EXERCISE: Copy out all of the material below, switching each "heme 4uM" to "heme 4 µM" and leaving everything else the same.

-- START DATA FOR PROCESSING --

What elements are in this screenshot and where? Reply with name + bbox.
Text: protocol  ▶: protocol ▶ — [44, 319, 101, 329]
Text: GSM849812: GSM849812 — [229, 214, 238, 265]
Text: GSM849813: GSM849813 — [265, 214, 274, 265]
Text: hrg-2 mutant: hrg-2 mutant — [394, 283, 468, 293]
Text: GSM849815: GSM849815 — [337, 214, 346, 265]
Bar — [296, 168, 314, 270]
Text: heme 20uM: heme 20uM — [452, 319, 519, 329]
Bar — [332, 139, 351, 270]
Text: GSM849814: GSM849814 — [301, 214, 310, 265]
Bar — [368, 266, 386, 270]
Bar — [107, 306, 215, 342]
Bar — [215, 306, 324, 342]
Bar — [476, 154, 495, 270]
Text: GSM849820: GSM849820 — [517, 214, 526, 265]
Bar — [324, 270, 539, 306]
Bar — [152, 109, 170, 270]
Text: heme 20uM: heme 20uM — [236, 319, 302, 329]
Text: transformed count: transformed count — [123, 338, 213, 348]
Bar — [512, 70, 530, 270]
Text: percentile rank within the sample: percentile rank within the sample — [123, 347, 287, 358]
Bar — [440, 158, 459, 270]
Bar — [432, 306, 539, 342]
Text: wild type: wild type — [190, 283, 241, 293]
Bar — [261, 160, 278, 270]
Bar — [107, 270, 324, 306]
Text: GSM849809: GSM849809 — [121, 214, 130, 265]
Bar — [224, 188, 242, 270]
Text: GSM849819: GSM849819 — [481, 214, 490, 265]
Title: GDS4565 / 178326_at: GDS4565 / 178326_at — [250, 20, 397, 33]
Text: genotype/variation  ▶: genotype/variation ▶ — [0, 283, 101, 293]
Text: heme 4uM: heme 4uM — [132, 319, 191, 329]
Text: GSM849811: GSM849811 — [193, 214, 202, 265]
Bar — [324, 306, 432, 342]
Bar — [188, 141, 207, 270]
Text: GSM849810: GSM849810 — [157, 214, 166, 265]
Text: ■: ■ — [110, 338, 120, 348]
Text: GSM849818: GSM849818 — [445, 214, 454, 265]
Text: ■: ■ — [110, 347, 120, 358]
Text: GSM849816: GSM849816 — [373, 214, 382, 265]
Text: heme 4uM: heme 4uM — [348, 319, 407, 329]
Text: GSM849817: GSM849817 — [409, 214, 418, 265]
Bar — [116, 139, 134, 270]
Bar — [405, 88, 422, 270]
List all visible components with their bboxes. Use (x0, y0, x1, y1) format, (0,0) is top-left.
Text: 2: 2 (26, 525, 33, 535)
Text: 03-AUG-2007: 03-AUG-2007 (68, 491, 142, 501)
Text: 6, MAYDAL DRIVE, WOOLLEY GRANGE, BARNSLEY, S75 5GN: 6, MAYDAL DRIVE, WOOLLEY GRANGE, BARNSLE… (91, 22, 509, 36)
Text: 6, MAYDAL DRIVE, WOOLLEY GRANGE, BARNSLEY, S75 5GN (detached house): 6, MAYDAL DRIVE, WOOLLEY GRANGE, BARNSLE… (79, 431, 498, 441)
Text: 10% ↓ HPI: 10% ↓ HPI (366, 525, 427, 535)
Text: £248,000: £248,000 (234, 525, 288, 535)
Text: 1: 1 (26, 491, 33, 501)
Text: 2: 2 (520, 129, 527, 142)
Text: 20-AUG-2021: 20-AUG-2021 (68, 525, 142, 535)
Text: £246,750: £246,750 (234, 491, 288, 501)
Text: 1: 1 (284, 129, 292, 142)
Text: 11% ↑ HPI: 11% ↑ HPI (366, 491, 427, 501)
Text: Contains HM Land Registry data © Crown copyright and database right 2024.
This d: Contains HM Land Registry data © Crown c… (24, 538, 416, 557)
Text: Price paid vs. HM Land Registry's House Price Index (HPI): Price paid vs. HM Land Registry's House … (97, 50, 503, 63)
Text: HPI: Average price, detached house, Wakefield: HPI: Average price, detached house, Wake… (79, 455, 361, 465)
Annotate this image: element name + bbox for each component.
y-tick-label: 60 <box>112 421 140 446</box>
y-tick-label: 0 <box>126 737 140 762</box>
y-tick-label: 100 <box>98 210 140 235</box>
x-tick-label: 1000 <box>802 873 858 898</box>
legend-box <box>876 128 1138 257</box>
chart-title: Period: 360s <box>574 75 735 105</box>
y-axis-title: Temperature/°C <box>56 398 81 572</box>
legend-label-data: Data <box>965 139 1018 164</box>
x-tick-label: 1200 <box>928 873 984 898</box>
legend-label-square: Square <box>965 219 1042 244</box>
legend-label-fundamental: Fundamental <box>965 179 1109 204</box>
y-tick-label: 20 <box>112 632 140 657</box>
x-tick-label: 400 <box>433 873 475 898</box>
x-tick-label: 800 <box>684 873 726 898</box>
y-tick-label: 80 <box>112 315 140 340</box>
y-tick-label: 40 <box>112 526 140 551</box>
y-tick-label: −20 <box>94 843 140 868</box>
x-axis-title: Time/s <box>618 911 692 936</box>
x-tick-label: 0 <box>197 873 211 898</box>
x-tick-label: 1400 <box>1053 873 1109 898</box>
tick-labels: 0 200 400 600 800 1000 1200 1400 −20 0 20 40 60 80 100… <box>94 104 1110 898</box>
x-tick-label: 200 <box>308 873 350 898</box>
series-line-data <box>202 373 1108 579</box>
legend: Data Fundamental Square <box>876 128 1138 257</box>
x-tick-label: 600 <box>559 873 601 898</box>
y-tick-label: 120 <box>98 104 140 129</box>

-- END DATA FOR PROCESSING --

OUTPUT FOR THIS EXERCISE:
What elements are in this screenshot and where? Reply with name + bbox.
Text: protocol  ▶: protocol ▶ — [44, 319, 101, 329]
Text: GSM849812: GSM849812 — [229, 214, 238, 265]
Text: GSM849813: GSM849813 — [265, 214, 274, 265]
Text: hrg-2 mutant: hrg-2 mutant — [394, 283, 468, 293]
Text: GSM849815: GSM849815 — [337, 214, 346, 265]
Bar — [296, 168, 314, 270]
Text: heme 20uM: heme 20uM — [452, 319, 519, 329]
Bar — [332, 139, 351, 270]
Text: GSM849814: GSM849814 — [301, 214, 310, 265]
Bar — [368, 266, 386, 270]
Bar — [107, 306, 215, 342]
Bar — [215, 306, 324, 342]
Bar — [476, 154, 495, 270]
Text: GSM849820: GSM849820 — [517, 214, 526, 265]
Bar — [324, 270, 539, 306]
Bar — [152, 109, 170, 270]
Text: heme 20uM: heme 20uM — [236, 319, 302, 329]
Text: transformed count: transformed count — [123, 338, 213, 348]
Bar — [512, 70, 530, 270]
Text: percentile rank within the sample: percentile rank within the sample — [123, 347, 287, 358]
Bar — [440, 158, 459, 270]
Bar — [432, 306, 539, 342]
Text: wild type: wild type — [190, 283, 241, 293]
Bar — [261, 160, 278, 270]
Bar — [107, 270, 324, 306]
Text: GSM849809: GSM849809 — [121, 214, 130, 265]
Bar — [224, 188, 242, 270]
Text: GSM849819: GSM849819 — [481, 214, 490, 265]
Title: GDS4565 / 178326_at: GDS4565 / 178326_at — [250, 20, 397, 33]
Text: genotype/variation  ▶: genotype/variation ▶ — [0, 283, 101, 293]
Text: heme 4 µM: heme 4 µM — [132, 319, 191, 329]
Text: GSM849811: GSM849811 — [193, 214, 202, 265]
Bar — [324, 306, 432, 342]
Bar — [188, 141, 207, 270]
Text: GSM849810: GSM849810 — [157, 214, 166, 265]
Text: ■: ■ — [110, 338, 120, 348]
Text: GSM849818: GSM849818 — [445, 214, 454, 265]
Text: ■: ■ — [110, 347, 120, 358]
Text: GSM849816: GSM849816 — [373, 214, 382, 265]
Text: heme 4 µM: heme 4 µM — [348, 319, 407, 329]
Text: GSM849817: GSM849817 — [409, 214, 418, 265]
Bar — [116, 139, 134, 270]
Bar — [405, 88, 422, 270]
List all visible components with their bboxes. Use (x0, y0, x1, y1) format, (0,0) is top-left.
Text: 2: 2 (26, 525, 33, 535)
Text: 03-AUG-2007: 03-AUG-2007 (68, 491, 142, 501)
Text: 6, MAYDAL DRIVE, WOOLLEY GRANGE, BARNSLEY, S75 5GN: 6, MAYDAL DRIVE, WOOLLEY GRANGE, BARNSLE… (91, 22, 509, 36)
Text: 6, MAYDAL DRIVE, WOOLLEY GRANGE, BARNSLEY, S75 5GN (detached house): 6, MAYDAL DRIVE, WOOLLEY GRANGE, BARNSLE… (79, 431, 498, 441)
Text: 10% ↓ HPI: 10% ↓ HPI (366, 525, 427, 535)
Text: £248,000: £248,000 (234, 525, 288, 535)
Text: 1: 1 (26, 491, 33, 501)
Text: 2: 2 (520, 129, 527, 142)
Text: 20-AUG-2021: 20-AUG-2021 (68, 525, 142, 535)
Text: £246,750: £246,750 (234, 491, 288, 501)
Text: 1: 1 (284, 129, 292, 142)
Text: 11% ↑ HPI: 11% ↑ HPI (366, 491, 427, 501)
Text: Contains HM Land Registry data © Crown copyright and database right 2024.
This d: Contains HM Land Registry data © Crown c… (24, 538, 416, 557)
Text: Price paid vs. HM Land Registry's House Price Index (HPI): Price paid vs. HM Land Registry's House … (97, 50, 503, 63)
Text: HPI: Average price, detached house, Wakefield: HPI: Average price, detached house, Wake… (79, 455, 361, 465)
Annotate this image: element name + bbox for each component.
y-tick-label: 60 <box>112 421 140 446</box>
y-tick-label: 0 <box>126 737 140 762</box>
y-tick-label: 100 <box>98 210 140 235</box>
x-tick-label: 1000 <box>802 873 858 898</box>
legend-box <box>876 128 1138 257</box>
chart-title: Period: 360s <box>574 75 735 105</box>
y-axis-title: Temperature/°C <box>56 398 81 572</box>
legend-label-data: Data <box>965 139 1018 164</box>
x-tick-label: 1200 <box>928 873 984 898</box>
legend-label-square: Square <box>965 219 1042 244</box>
legend-label-fundamental: Fundamental <box>965 179 1109 204</box>
y-tick-label: 20 <box>112 632 140 657</box>
x-tick-label: 400 <box>433 873 475 898</box>
x-tick-label: 800 <box>684 873 726 898</box>
y-tick-label: 80 <box>112 315 140 340</box>
y-tick-label: 40 <box>112 526 140 551</box>
y-tick-label: −20 <box>94 843 140 868</box>
x-axis-title: Time/s <box>618 911 692 936</box>
x-tick-label: 0 <box>197 873 211 898</box>
x-tick-label: 1400 <box>1053 873 1109 898</box>
tick-labels: 0 200 400 600 800 1000 1200 1400 −20 0 20 40 60 80 100… <box>94 104 1110 898</box>
x-tick-label: 200 <box>308 873 350 898</box>
series-line-data <box>202 373 1108 579</box>
legend: Data Fundamental Square <box>876 128 1138 257</box>
x-tick-label: 600 <box>559 873 601 898</box>
y-tick-label: 120 <box>98 104 140 129</box>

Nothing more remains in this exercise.